• WHAT YOU WILL DO: Which lines in the records below contain the word "this"? Copy each of them.
--- Begin ---
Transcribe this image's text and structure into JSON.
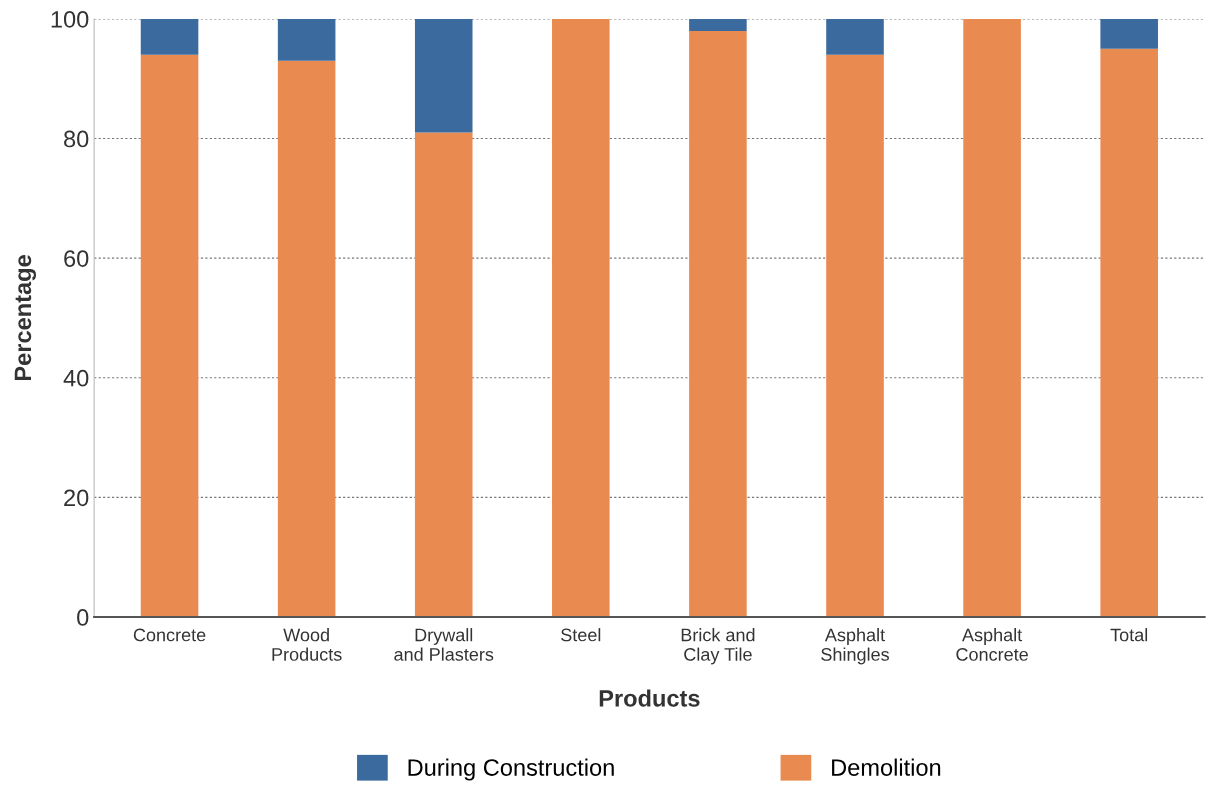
{
  "chart_data": {
    "type": "bar",
    "stacked": true,
    "xlabel": "Products",
    "ylabel": "Percentage",
    "categories": [
      "Concrete",
      "Wood\nProducts",
      "Drywall\nand Plasters",
      "Steel",
      "Brick and\nClay Tile",
      "Asphalt\nShingles",
      "Asphalt\nConcrete",
      "Total"
    ],
    "series": [
      {
        "name": "Demolition",
        "color": "#e98a50",
        "values": [
          94,
          93,
          81,
          100,
          98,
          94,
          100,
          95
        ]
      },
      {
        "name": "During Construction",
        "color": "#3a6a9e",
        "values": [
          6,
          7,
          19,
          0,
          2,
          6,
          0,
          5
        ]
      }
    ],
    "ylim": [
      0,
      100
    ],
    "yticks": [
      0,
      20,
      40,
      60,
      80,
      100
    ],
    "grid": "y",
    "legend": "bottom"
  }
}
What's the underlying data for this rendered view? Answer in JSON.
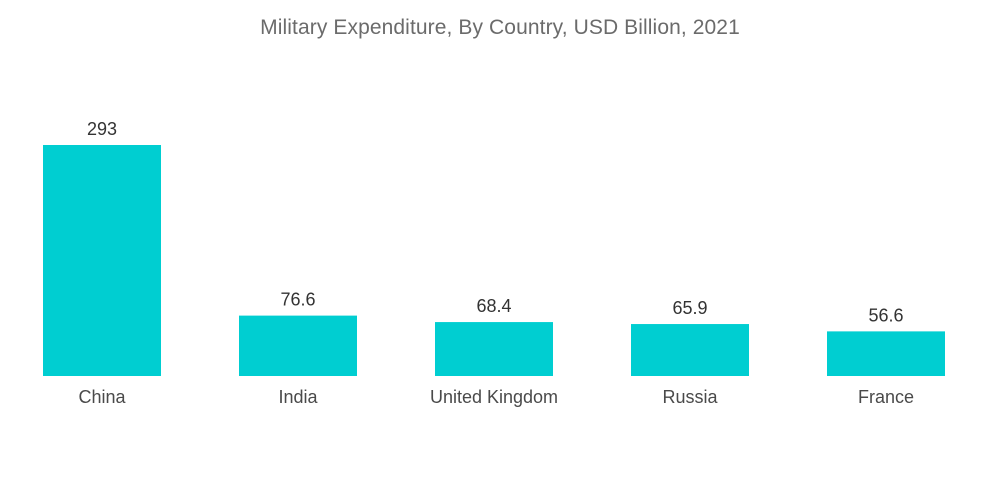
--- End ---
• SOLUTION:
Transcribe this image's text and structure into JSON.
What's the underlying data for this rendered view? Answer in JSON.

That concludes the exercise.